### Instructions for the task
Filter the lines below, copying only those with the string "Funds".

## Start Records

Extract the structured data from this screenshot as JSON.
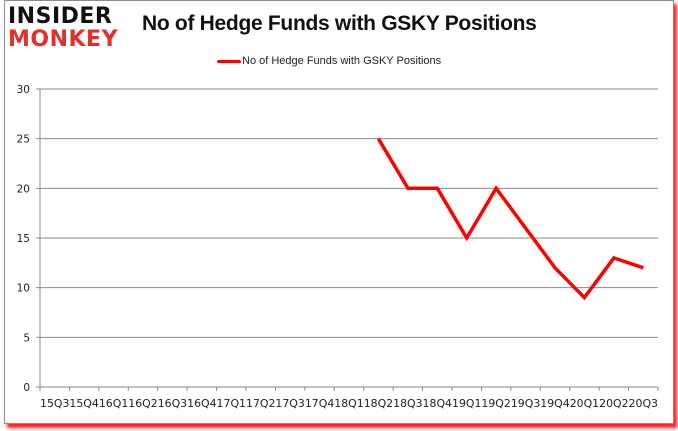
{
  "logo": {
    "line1": "INSIDER",
    "line2": "MONKEY"
  },
  "header": {
    "title": "No of Hedge Funds with GSKY Positions"
  },
  "legend": {
    "label": "No of Hedge Funds with GSKY Positions",
    "color": "#ff0000"
  },
  "chart_data": {
    "type": "line",
    "title": "No of Hedge Funds with GSKY Positions",
    "xlabel": "",
    "ylabel": "",
    "ylim": [
      0,
      30
    ],
    "yticks": [
      0,
      5,
      10,
      15,
      20,
      25,
      30
    ],
    "grid": true,
    "legend_position": "top",
    "categories": [
      "15Q3",
      "15Q4",
      "16Q1",
      "16Q2",
      "16Q3",
      "16Q4",
      "17Q1",
      "17Q2",
      "17Q3",
      "17Q4",
      "18Q1",
      "18Q2",
      "18Q3",
      "18Q4",
      "19Q1",
      "19Q2",
      "19Q3",
      "19Q4",
      "20Q1",
      "20Q2",
      "20Q3"
    ],
    "series": [
      {
        "name": "No of Hedge Funds with GSKY Positions",
        "color": "#ff0000",
        "values": [
          null,
          null,
          null,
          null,
          null,
          null,
          null,
          null,
          null,
          null,
          null,
          25,
          20,
          20,
          15,
          20,
          16,
          12,
          9,
          13,
          12
        ]
      }
    ]
  }
}
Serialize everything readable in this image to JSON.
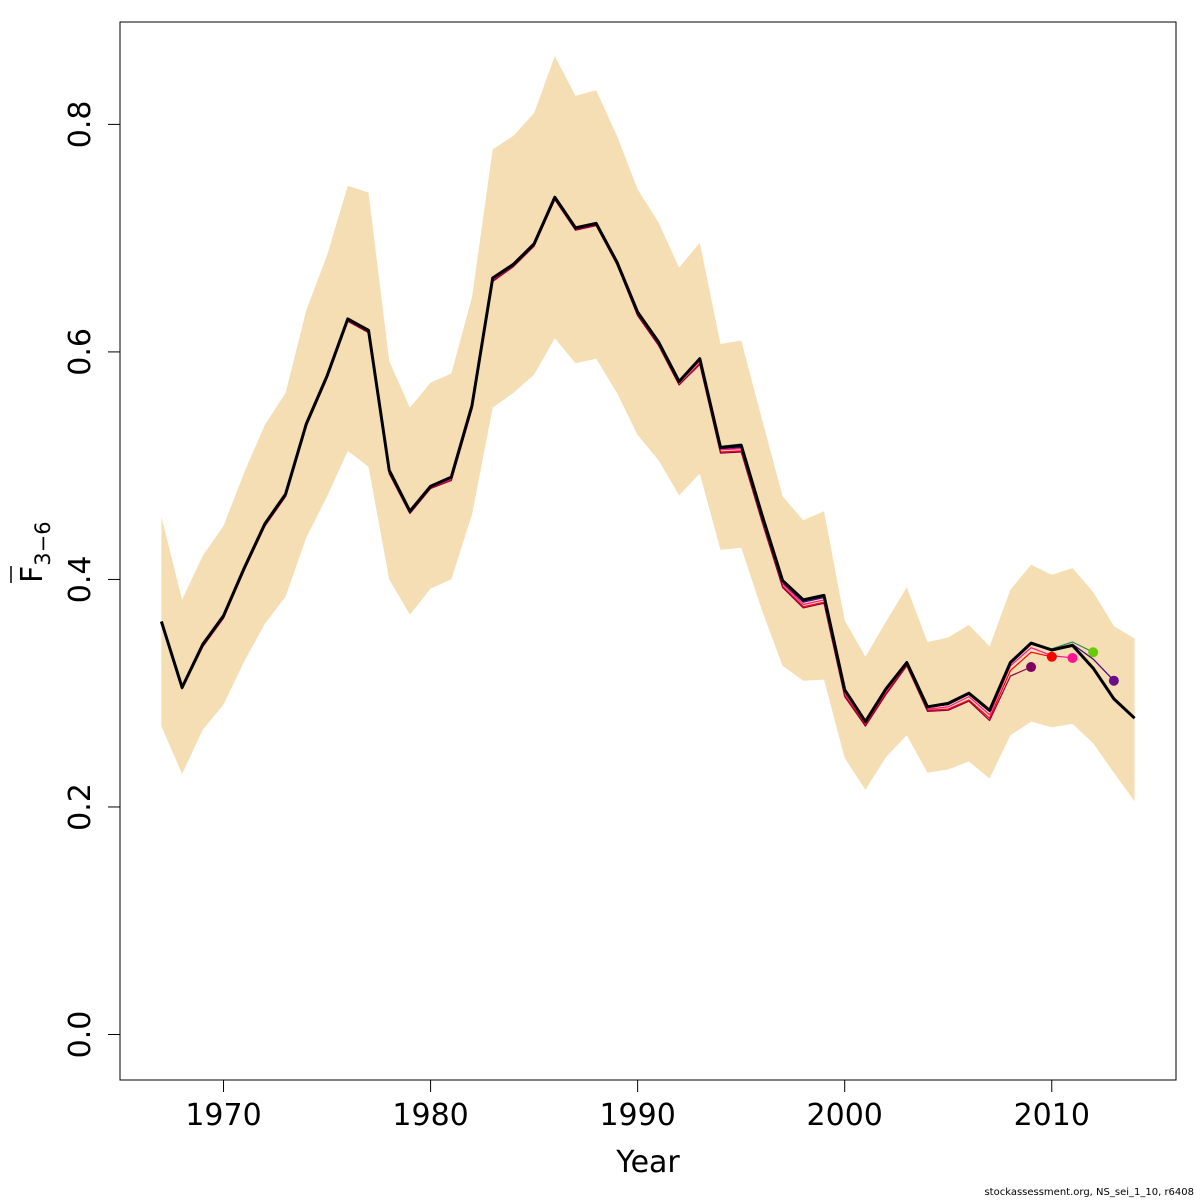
{
  "chart_data": {
    "type": "line",
    "xlabel": "Year",
    "ylabel_main": "F",
    "ylabel_sub": "3−6",
    "xlim": [
      1965,
      2016
    ],
    "ylim": [
      -0.04,
      0.89
    ],
    "x_ticks": [
      1970,
      1980,
      1990,
      2000,
      2010
    ],
    "y_ticks": [
      0.0,
      0.2,
      0.4,
      0.6,
      0.8
    ],
    "y_tick_labels": [
      "0.0",
      "0.2",
      "0.4",
      "0.6",
      "0.8"
    ],
    "grid": false,
    "legend": "none",
    "band_color": "#f5deb3",
    "band": {
      "x": [
        1967,
        1968,
        1969,
        1970,
        1971,
        1972,
        1973,
        1974,
        1975,
        1976,
        1977,
        1978,
        1979,
        1980,
        1981,
        1982,
        1983,
        1984,
        1985,
        1986,
        1987,
        1988,
        1989,
        1990,
        1991,
        1992,
        1993,
        1994,
        1995,
        1996,
        1997,
        1998,
        1999,
        2000,
        2001,
        2002,
        2003,
        2004,
        2005,
        2006,
        2007,
        2008,
        2009,
        2010,
        2011,
        2012,
        2013,
        2014
      ],
      "lower": [
        0.271,
        0.229,
        0.268,
        0.29,
        0.328,
        0.361,
        0.385,
        0.437,
        0.473,
        0.513,
        0.499,
        0.4,
        0.369,
        0.392,
        0.4,
        0.457,
        0.551,
        0.564,
        0.58,
        0.612,
        0.59,
        0.594,
        0.564,
        0.527,
        0.505,
        0.474,
        0.493,
        0.426,
        0.428,
        0.373,
        0.324,
        0.311,
        0.312,
        0.243,
        0.215,
        0.244,
        0.263,
        0.23,
        0.233,
        0.24,
        0.225,
        0.263,
        0.275,
        0.27,
        0.273,
        0.256,
        0.23,
        0.205
      ],
      "upper": [
        0.455,
        0.382,
        0.421,
        0.447,
        0.494,
        0.536,
        0.564,
        0.637,
        0.685,
        0.746,
        0.74,
        0.592,
        0.551,
        0.573,
        0.581,
        0.648,
        0.778,
        0.79,
        0.81,
        0.86,
        0.825,
        0.83,
        0.79,
        0.743,
        0.714,
        0.674,
        0.696,
        0.607,
        0.61,
        0.541,
        0.473,
        0.452,
        0.46,
        0.364,
        0.332,
        0.363,
        0.393,
        0.345,
        0.349,
        0.36,
        0.341,
        0.391,
        0.413,
        0.404,
        0.41,
        0.389,
        0.359,
        0.348
      ]
    },
    "series": [
      {
        "color": "#000000",
        "width": 3,
        "x": [
          1967,
          1968,
          1969,
          1970,
          1971,
          1972,
          1973,
          1974,
          1975,
          1976,
          1977,
          1978,
          1979,
          1980,
          1981,
          1982,
          1983,
          1984,
          1985,
          1986,
          1987,
          1988,
          1989,
          1990,
          1991,
          1992,
          1993,
          1994,
          1995,
          1996,
          1997,
          1998,
          1999,
          2000,
          2001,
          2002,
          2003,
          2004,
          2005,
          2006,
          2007,
          2008,
          2009,
          2010,
          2011,
          2012,
          2013,
          2014
        ],
        "values": [
          0.363,
          0.305,
          0.343,
          0.368,
          0.41,
          0.449,
          0.475,
          0.537,
          0.579,
          0.629,
          0.619,
          0.496,
          0.46,
          0.482,
          0.49,
          0.553,
          0.665,
          0.677,
          0.695,
          0.736,
          0.709,
          0.713,
          0.679,
          0.635,
          0.609,
          0.574,
          0.594,
          0.516,
          0.518,
          0.457,
          0.399,
          0.382,
          0.386,
          0.303,
          0.275,
          0.304,
          0.327,
          0.288,
          0.291,
          0.3,
          0.285,
          0.327,
          0.344,
          0.338,
          0.342,
          0.322,
          0.295,
          0.278
        ],
        "point": null
      },
      {
        "color": "#2e8b57",
        "width": 1.2,
        "x": [
          1967,
          1968,
          1969,
          1970,
          1971,
          1972,
          1973,
          1974,
          1975,
          1976,
          1977,
          1978,
          1979,
          1980,
          1981,
          1982,
          1983,
          1984,
          1985,
          1986,
          1987,
          1988,
          1989,
          1990,
          1991,
          1992,
          1993,
          1994,
          1995,
          1996,
          1997,
          1998,
          1999,
          2000,
          2001,
          2002,
          2003,
          2004,
          2005,
          2006,
          2007,
          2008,
          2009,
          2010,
          2011,
          2012
        ],
        "values": [
          0.363,
          0.305,
          0.343,
          0.368,
          0.41,
          0.449,
          0.475,
          0.537,
          0.579,
          0.629,
          0.619,
          0.496,
          0.46,
          0.482,
          0.49,
          0.553,
          0.665,
          0.677,
          0.695,
          0.736,
          0.709,
          0.713,
          0.679,
          0.635,
          0.61,
          0.575,
          0.595,
          0.517,
          0.519,
          0.456,
          0.398,
          0.381,
          0.385,
          0.302,
          0.275,
          0.303,
          0.327,
          0.288,
          0.29,
          0.3,
          0.284,
          0.327,
          0.344,
          0.339,
          0.345,
          0.336
        ],
        "point": {
          "x": 2012,
          "y": 0.336,
          "color": "#66cc00"
        }
      },
      {
        "color": "#4b0082",
        "width": 1.2,
        "x": [
          1967,
          1968,
          1969,
          1970,
          1971,
          1972,
          1973,
          1974,
          1975,
          1976,
          1977,
          1978,
          1979,
          1980,
          1981,
          1982,
          1983,
          1984,
          1985,
          1986,
          1987,
          1988,
          1989,
          1990,
          1991,
          1992,
          1993,
          1994,
          1995,
          1996,
          1997,
          1998,
          1999,
          2000,
          2001,
          2002,
          2003,
          2004,
          2005,
          2006,
          2007,
          2008,
          2009,
          2010,
          2011,
          2012,
          2013
        ],
        "values": [
          0.363,
          0.305,
          0.343,
          0.368,
          0.41,
          0.449,
          0.475,
          0.537,
          0.579,
          0.629,
          0.619,
          0.496,
          0.46,
          0.482,
          0.49,
          0.553,
          0.665,
          0.677,
          0.695,
          0.736,
          0.709,
          0.713,
          0.679,
          0.635,
          0.609,
          0.574,
          0.593,
          0.515,
          0.516,
          0.455,
          0.397,
          0.38,
          0.384,
          0.302,
          0.274,
          0.303,
          0.327,
          0.288,
          0.29,
          0.299,
          0.284,
          0.326,
          0.343,
          0.338,
          0.343,
          0.33,
          0.311
        ],
        "point": {
          "x": 2013,
          "y": 0.311,
          "color": "#6a0d8a"
        }
      },
      {
        "color": "#ff1493",
        "width": 1.2,
        "x": [
          1967,
          1968,
          1969,
          1970,
          1971,
          1972,
          1973,
          1974,
          1975,
          1976,
          1977,
          1978,
          1979,
          1980,
          1981,
          1982,
          1983,
          1984,
          1985,
          1986,
          1987,
          1988,
          1989,
          1990,
          1991,
          1992,
          1993,
          1994,
          1995,
          1996,
          1997,
          1998,
          1999,
          2000,
          2001,
          2002,
          2003,
          2004,
          2005,
          2006,
          2007,
          2008,
          2009,
          2010,
          2011
        ],
        "values": [
          0.362,
          0.304,
          0.342,
          0.367,
          0.409,
          0.448,
          0.474,
          0.536,
          0.578,
          0.628,
          0.618,
          0.494,
          0.459,
          0.481,
          0.488,
          0.551,
          0.663,
          0.676,
          0.694,
          0.735,
          0.708,
          0.712,
          0.678,
          0.634,
          0.608,
          0.573,
          0.592,
          0.514,
          0.515,
          0.454,
          0.396,
          0.378,
          0.382,
          0.3,
          0.273,
          0.302,
          0.326,
          0.286,
          0.288,
          0.297,
          0.281,
          0.324,
          0.34,
          0.333,
          0.331
        ],
        "point": {
          "x": 2011,
          "y": 0.331,
          "color": "#ff1493"
        }
      },
      {
        "color": "#ff0000",
        "width": 1.2,
        "x": [
          1967,
          1968,
          1969,
          1970,
          1971,
          1972,
          1973,
          1974,
          1975,
          1976,
          1977,
          1978,
          1979,
          1980,
          1981,
          1982,
          1983,
          1984,
          1985,
          1986,
          1987,
          1988,
          1989,
          1990,
          1991,
          1992,
          1993,
          1994,
          1995,
          1996,
          1997,
          1998,
          1999,
          2000,
          2001,
          2002,
          2003,
          2004,
          2005,
          2006,
          2007,
          2008,
          2009,
          2010
        ],
        "values": [
          0.362,
          0.304,
          0.341,
          0.366,
          0.408,
          0.447,
          0.473,
          0.535,
          0.577,
          0.627,
          0.617,
          0.493,
          0.458,
          0.48,
          0.487,
          0.55,
          0.662,
          0.675,
          0.693,
          0.734,
          0.707,
          0.711,
          0.677,
          0.632,
          0.606,
          0.571,
          0.59,
          0.512,
          0.513,
          0.452,
          0.394,
          0.376,
          0.38,
          0.298,
          0.272,
          0.3,
          0.325,
          0.285,
          0.286,
          0.294,
          0.278,
          0.32,
          0.336,
          0.332
        ],
        "point": {
          "x": 2010,
          "y": 0.332,
          "color": "#ff0000"
        }
      },
      {
        "color": "#8b0045",
        "width": 1.2,
        "x": [
          1967,
          1968,
          1969,
          1970,
          1971,
          1972,
          1973,
          1974,
          1975,
          1976,
          1977,
          1978,
          1979,
          1980,
          1981,
          1982,
          1983,
          1984,
          1985,
          1986,
          1987,
          1988,
          1989,
          1990,
          1991,
          1992,
          1993,
          1994,
          1995,
          1996,
          1997,
          1998,
          1999,
          2000,
          2001,
          2002,
          2003,
          2004,
          2005,
          2006,
          2007,
          2008,
          2009
        ],
        "values": [
          0.362,
          0.304,
          0.341,
          0.366,
          0.408,
          0.447,
          0.473,
          0.535,
          0.577,
          0.627,
          0.617,
          0.493,
          0.458,
          0.48,
          0.487,
          0.55,
          0.662,
          0.675,
          0.693,
          0.734,
          0.707,
          0.711,
          0.677,
          0.632,
          0.606,
          0.571,
          0.589,
          0.511,
          0.512,
          0.451,
          0.393,
          0.375,
          0.379,
          0.297,
          0.271,
          0.299,
          0.324,
          0.284,
          0.285,
          0.293,
          0.276,
          0.315,
          0.323
        ],
        "point": {
          "x": 2009,
          "y": 0.323,
          "color": "#800060"
        }
      }
    ]
  },
  "footer": "stockassessment.org, NS_sei_1_10, r6408"
}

## End Records

### Correct output
    "title": "No of Hedge Funds with GSKY Positions"
    "label": "No of Hedge Funds with GSKY Positions",
    "title": "No of Hedge Funds with GSKY Positions",
        "name": "No of Hedge Funds with GSKY Positions",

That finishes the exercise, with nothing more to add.